### STATED PROBLEM
Make an exact copy of all the entries below, with the pictures left out.

Records that describe figures
=-=-=-=-=
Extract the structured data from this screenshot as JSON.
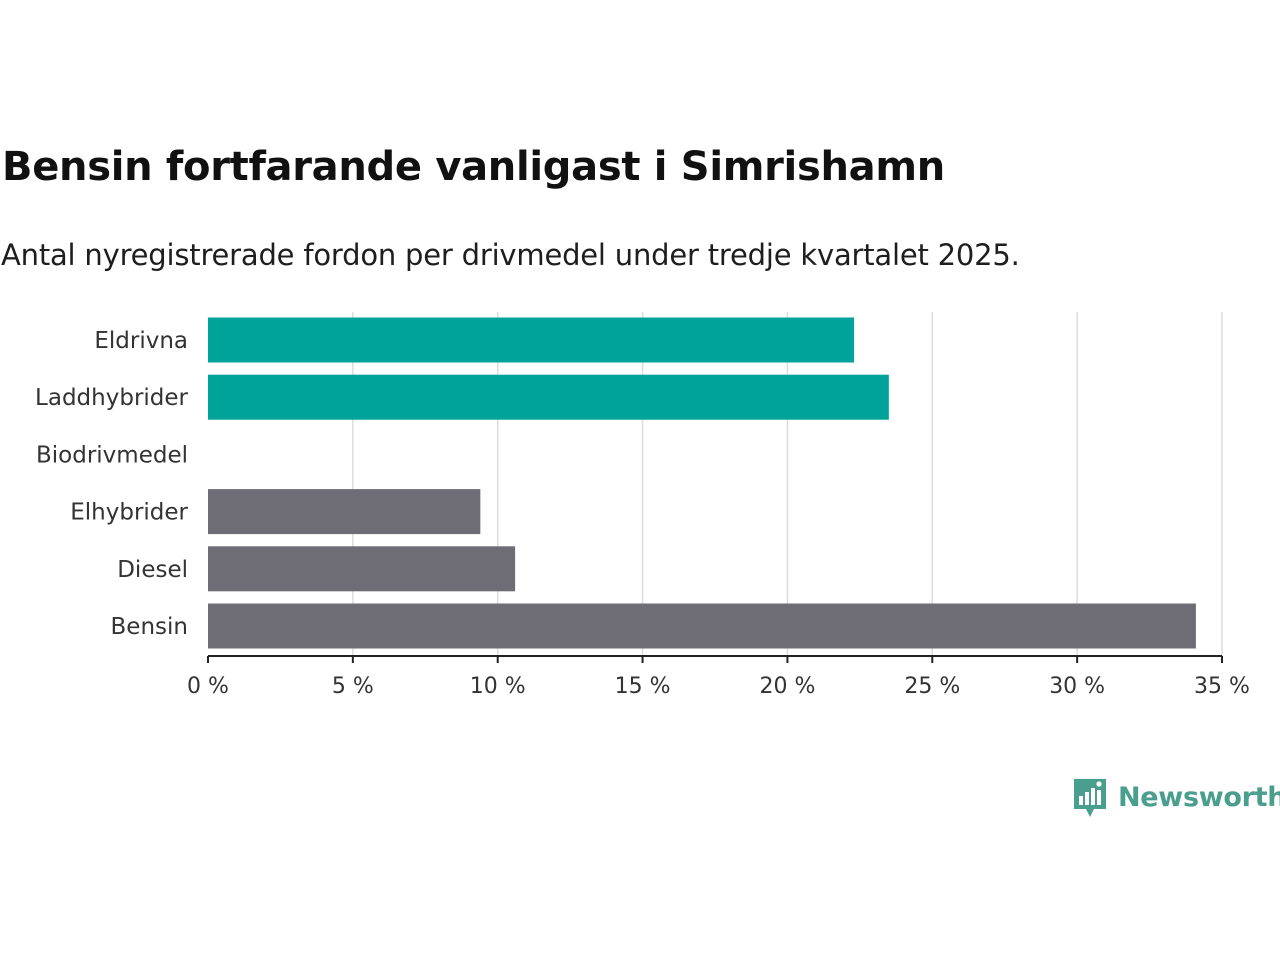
{
  "chart_data": {
    "type": "bar",
    "orientation": "horizontal",
    "title": "Bensin fortfarande vanligast i Simrishamn",
    "subtitle": "Antal nyregistrerade fordon per drivmedel under tredje kvartalet 2025.",
    "categories": [
      "Eldrivna",
      "Laddhybrider",
      "Biodrivmedel",
      "Elhybrider",
      "Diesel",
      "Bensin"
    ],
    "values": [
      22.3,
      23.5,
      0,
      9.4,
      10.6,
      34.1
    ],
    "bar_colors": [
      "#00a39a",
      "#00a39a",
      "#00a39a",
      "#6e6d75",
      "#6e6d75",
      "#6e6d75"
    ],
    "xlim": [
      0,
      35
    ],
    "xticks": [
      0,
      5,
      10,
      15,
      20,
      25,
      30,
      35
    ],
    "xtick_labels": [
      "0 %",
      "5 %",
      "10 %",
      "15 %",
      "20 %",
      "25 %",
      "30 %",
      "35 %"
    ],
    "xlabel": "",
    "ylabel": "",
    "grid": true
  },
  "branding": {
    "logo_text": "Newsworthy",
    "logo_color": "#4a9e8e"
  }
}
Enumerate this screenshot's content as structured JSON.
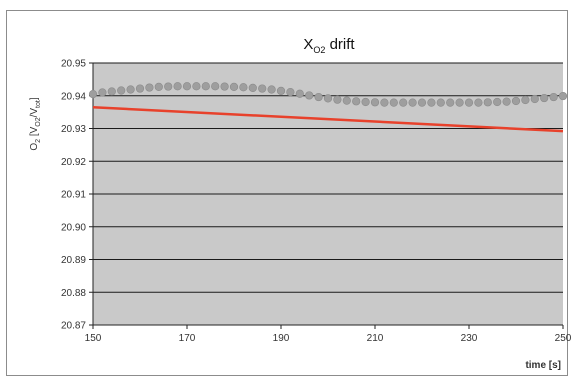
{
  "chart_data": {
    "type": "line",
    "title": "X",
    "title_sub": "O2",
    "title_suffix": " drift",
    "ylabel_base": "O",
    "ylabel_base_sub": "2",
    "ylabel_units": " [V",
    "ylabel_units_sub1": "O2",
    "ylabel_units_mid": "/V",
    "ylabel_units_sub2": "tot",
    "ylabel_units_end": "]",
    "xlabel": "time [s]",
    "xlim": [
      150,
      250
    ],
    "ylim": [
      20.87,
      20.95
    ],
    "xticks": [
      "150",
      "170",
      "190",
      "210",
      "230",
      "250"
    ],
    "yticks": [
      "20.87",
      "20.88",
      "20.89",
      "20.90",
      "20.91",
      "20.92",
      "20.93",
      "20.94",
      "20.95"
    ],
    "grid": true,
    "plot_background": "#c9c9c9",
    "series": [
      {
        "marker": "circle",
        "color": "#9e9e9e",
        "x": [
          150,
          152,
          154,
          156,
          158,
          160,
          162,
          164,
          166,
          168,
          170,
          172,
          174,
          176,
          178,
          180,
          182,
          184,
          186,
          188,
          190,
          192,
          194,
          196,
          198,
          200,
          202,
          204,
          206,
          208,
          210,
          212,
          214,
          216,
          218,
          220,
          222,
          224,
          226,
          228,
          230,
          232,
          234,
          236,
          238,
          240,
          242,
          244,
          246,
          248,
          250
        ],
        "y": [
          20.9405,
          20.941,
          20.9413,
          20.9416,
          20.9419,
          20.9422,
          20.9425,
          20.9427,
          20.9428,
          20.9429,
          20.9429,
          20.9429,
          20.9429,
          20.9429,
          20.9428,
          20.9427,
          20.9426,
          20.9424,
          20.9422,
          20.9419,
          20.9415,
          20.9411,
          20.9406,
          20.9401,
          20.9396,
          20.9392,
          20.9388,
          20.9385,
          20.9383,
          20.9381,
          20.938,
          20.9379,
          20.9379,
          20.9379,
          20.9379,
          20.9379,
          20.9379,
          20.9379,
          20.9379,
          20.9379,
          20.9379,
          20.9379,
          20.938,
          20.9381,
          20.9382,
          20.9384,
          20.9387,
          20.939,
          20.9393,
          20.9396,
          20.9399
        ]
      },
      {
        "marker": "none",
        "color": "#e8412b",
        "x": [
          150,
          250
        ],
        "y": [
          20.9365,
          20.9292
        ]
      }
    ]
  }
}
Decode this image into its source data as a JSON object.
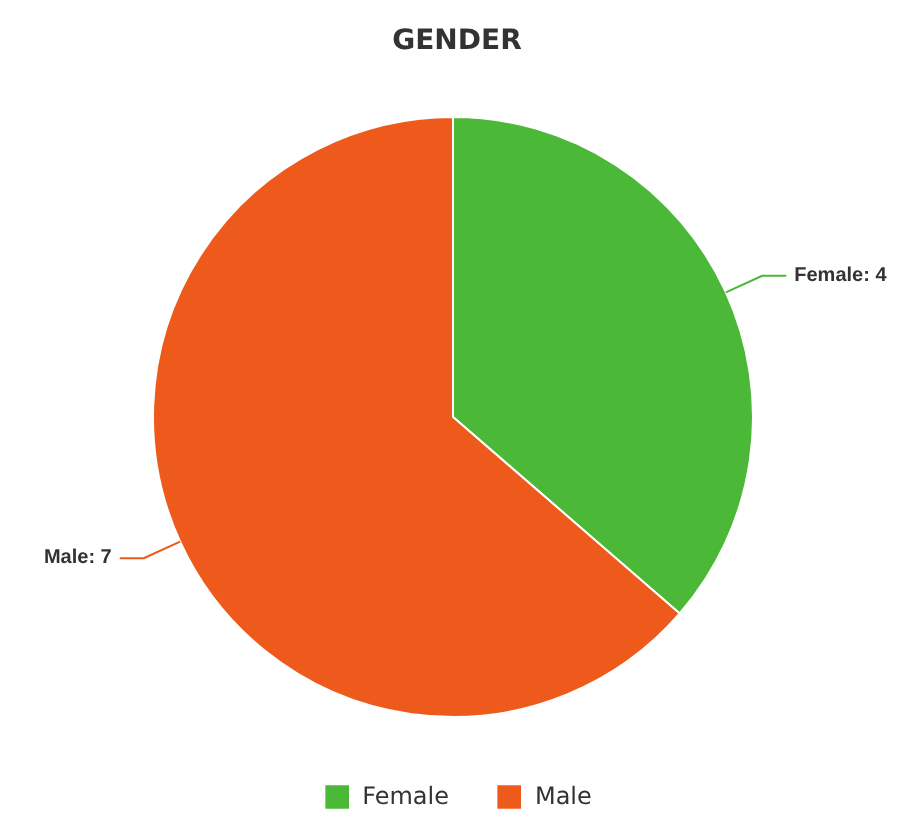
{
  "chart_data": {
    "type": "pie",
    "title": "GENDER",
    "categories": [
      "Female",
      "Male"
    ],
    "values": [
      4,
      7
    ],
    "colors": [
      "#4cb837",
      "#ee5a1b"
    ],
    "value_labels": [
      "Female: 4",
      "Male: 7"
    ],
    "legend": "bottom"
  }
}
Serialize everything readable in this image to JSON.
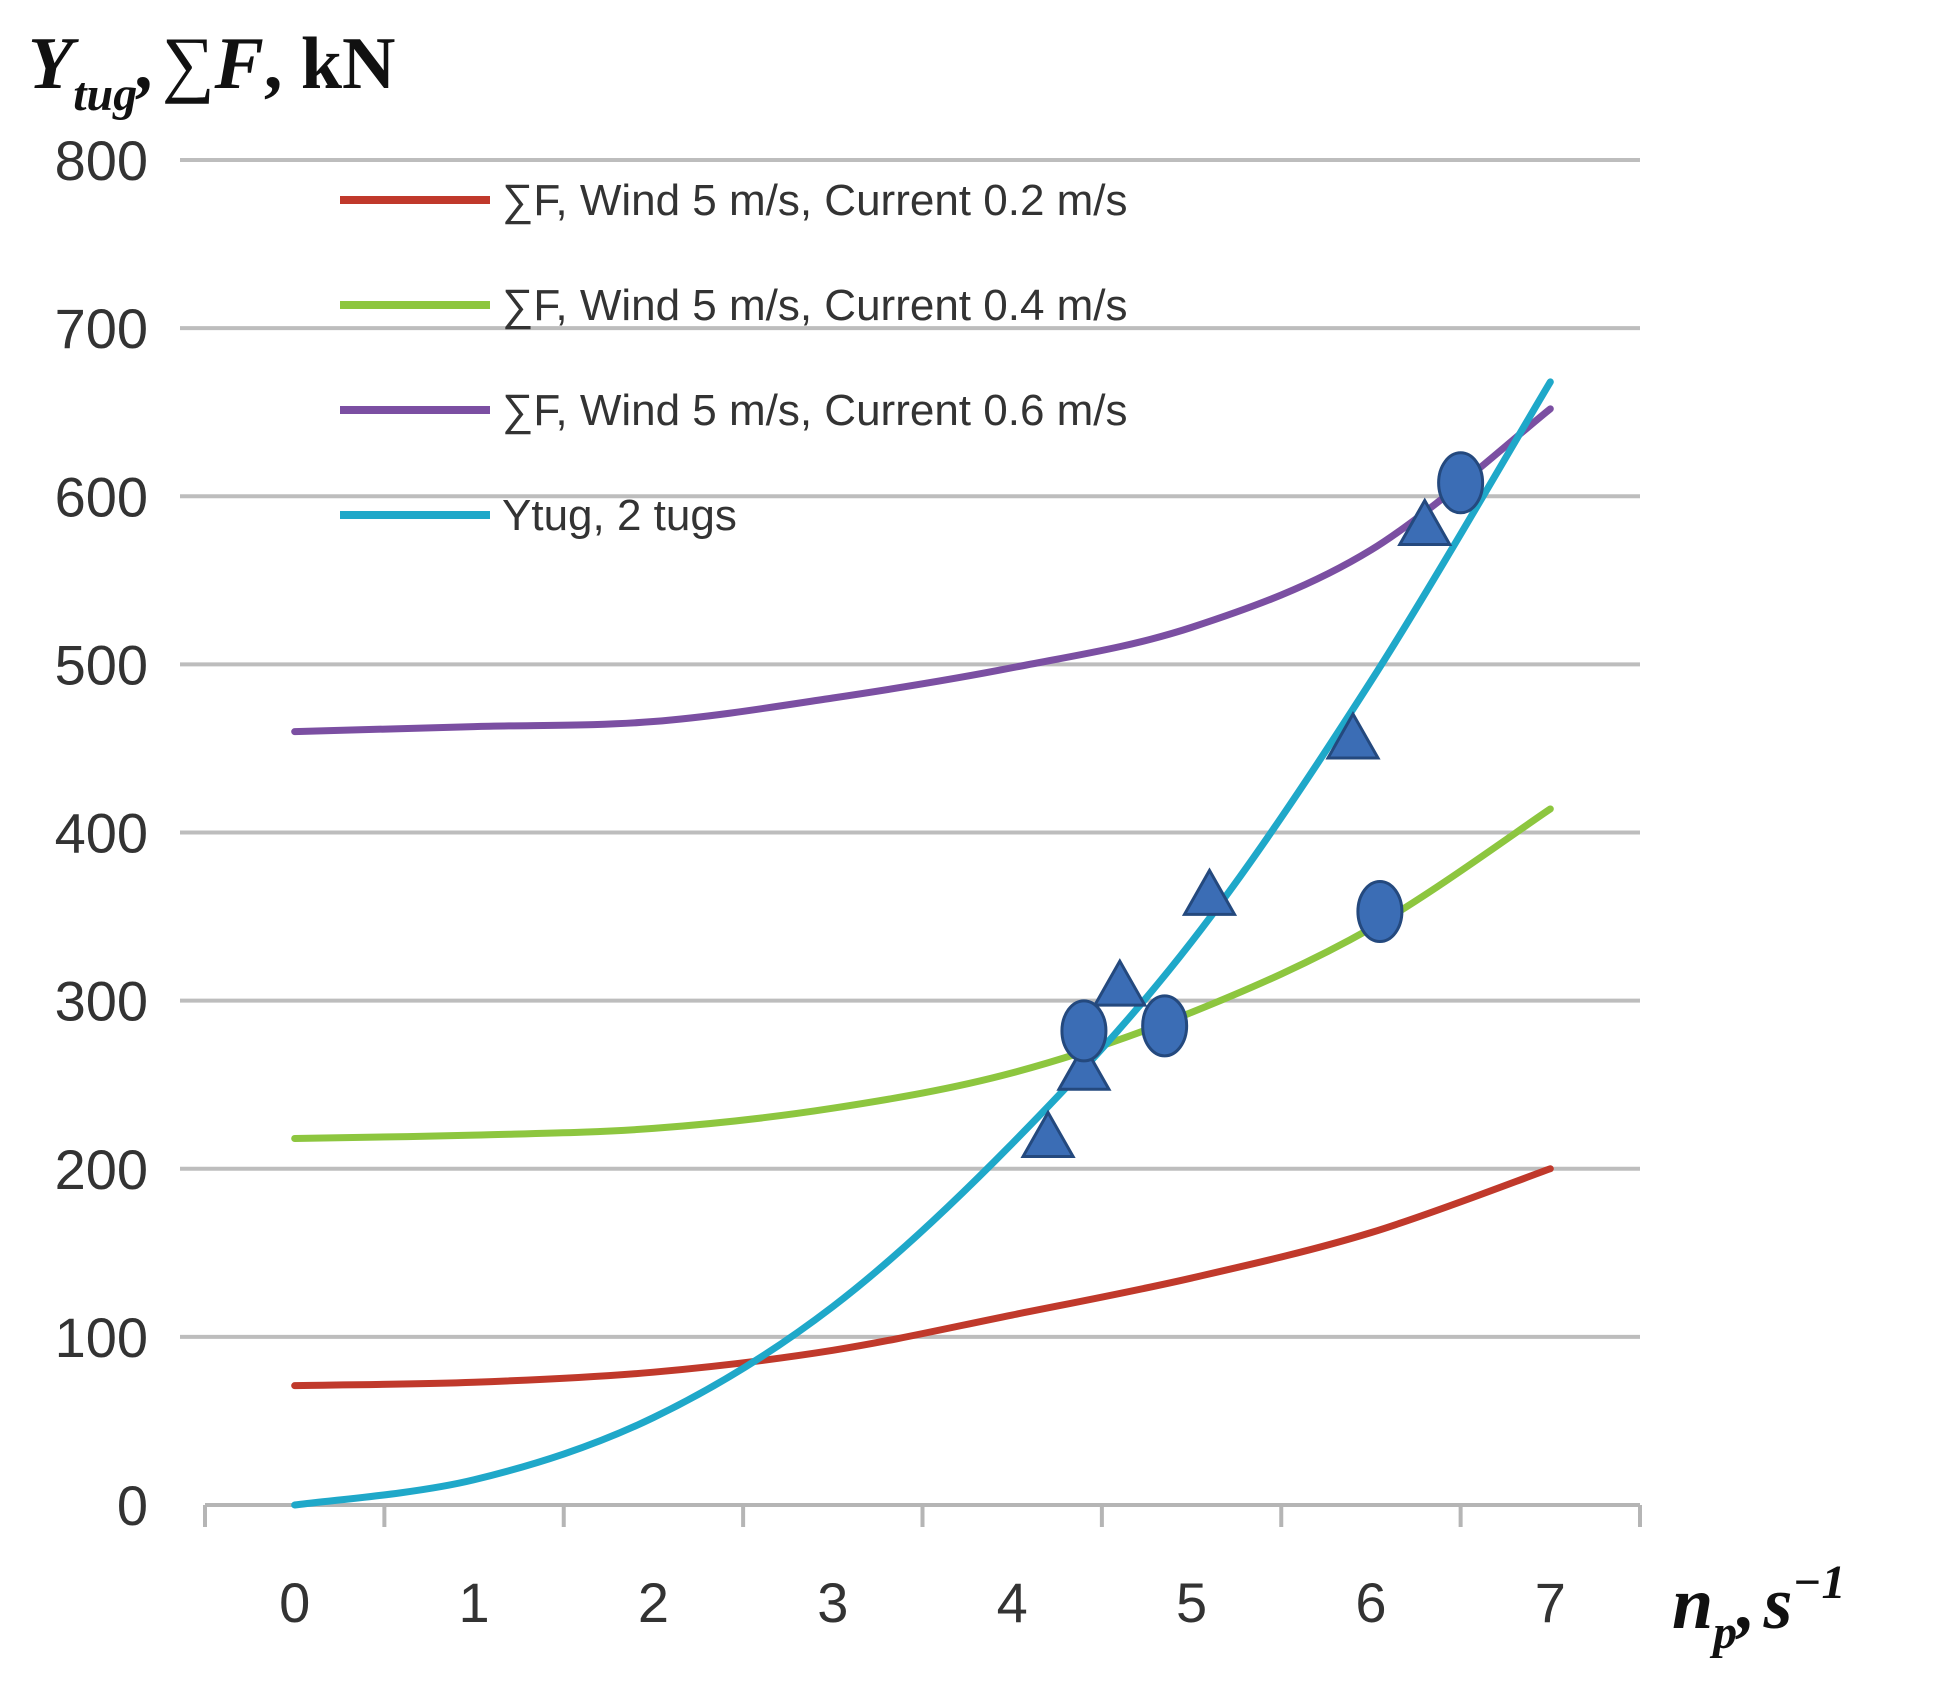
=-=-=-=-=
### EXERCISE ANSWER
Extract the structured data from this screenshot as JSON.
{
  "chart_data": {
    "type": "bar",
    "orientation": "horizontal",
    "title": "Bensin fortfarande vanligast i Simrishamn",
    "subtitle": "Antal nyregistrerade fordon per drivmedel under tredje kvartalet 2025.",
    "categories": [
      "Eldrivna",
      "Laddhybrider",
      "Biodrivmedel",
      "Elhybrider",
      "Diesel",
      "Bensin"
    ],
    "values": [
      22.3,
      23.5,
      0,
      9.4,
      10.6,
      34.1
    ],
    "bar_colors": [
      "#00a39a",
      "#00a39a",
      "#00a39a",
      "#6e6d75",
      "#6e6d75",
      "#6e6d75"
    ],
    "xlim": [
      0,
      35
    ],
    "xticks": [
      0,
      5,
      10,
      15,
      20,
      25,
      30,
      35
    ],
    "xtick_labels": [
      "0 %",
      "5 %",
      "10 %",
      "15 %",
      "20 %",
      "25 %",
      "30 %",
      "35 %"
    ],
    "xlabel": "",
    "ylabel": "",
    "grid": true
  },
  "branding": {
    "logo_text": "Newsworthy",
    "logo_color": "#4a9e8e"
  }
}
Enumerate this screenshot's content as structured JSON.
{
  "chart_data": {
    "type": "line",
    "title": "X",
    "title_sub": "O2",
    "title_suffix": " drift",
    "ylabel_base": "O",
    "ylabel_base_sub": "2",
    "ylabel_units": " [V",
    "ylabel_units_sub1": "O2",
    "ylabel_units_mid": "/V",
    "ylabel_units_sub2": "tot",
    "ylabel_units_end": "]",
    "xlabel": "time [s]",
    "xlim": [
      150,
      250
    ],
    "ylim": [
      20.87,
      20.95
    ],
    "xticks": [
      "150",
      "170",
      "190",
      "210",
      "230",
      "250"
    ],
    "yticks": [
      "20.87",
      "20.88",
      "20.89",
      "20.90",
      "20.91",
      "20.92",
      "20.93",
      "20.94",
      "20.95"
    ],
    "grid": true,
    "plot_background": "#c9c9c9",
    "series": [
      {
        "marker": "circle",
        "color": "#9e9e9e",
        "x": [
          150,
          152,
          154,
          156,
          158,
          160,
          162,
          164,
          166,
          168,
          170,
          172,
          174,
          176,
          178,
          180,
          182,
          184,
          186,
          188,
          190,
          192,
          194,
          196,
          198,
          200,
          202,
          204,
          206,
          208,
          210,
          212,
          214,
          216,
          218,
          220,
          222,
          224,
          226,
          228,
          230,
          232,
          234,
          236,
          238,
          240,
          242,
          244,
          246,
          248,
          250
        ],
        "y": [
          20.9405,
          20.941,
          20.9413,
          20.9416,
          20.9419,
          20.9422,
          20.9425,
          20.9427,
          20.9428,
          20.9429,
          20.9429,
          20.9429,
          20.9429,
          20.9429,
          20.9428,
          20.9427,
          20.9426,
          20.9424,
          20.9422,
          20.9419,
          20.9415,
          20.9411,
          20.9406,
          20.9401,
          20.9396,
          20.9392,
          20.9388,
          20.9385,
          20.9383,
          20.9381,
          20.938,
          20.9379,
          20.9379,
          20.9379,
          20.9379,
          20.9379,
          20.9379,
          20.9379,
          20.9379,
          20.9379,
          20.9379,
          20.9379,
          20.938,
          20.9381,
          20.9382,
          20.9384,
          20.9387,
          20.939,
          20.9393,
          20.9396,
          20.9399
        ]
      },
      {
        "marker": "none",
        "color": "#e8412b",
        "x": [
          150,
          250
        ],
        "y": [
          20.9365,
          20.9292
        ]
      }
    ]
  }
}
Decode this image into its source data as a JSON object.
{
  "chart_data": {
    "type": "pie",
    "title": "GENDER",
    "categories": [
      "Female",
      "Male"
    ],
    "values": [
      4,
      7
    ],
    "colors": [
      "#4cb837",
      "#ee5a1b"
    ],
    "value_labels": [
      "Female: 4",
      "Male: 7"
    ],
    "legend": "bottom"
  }
}
Serialize everything readable in this image to JSON.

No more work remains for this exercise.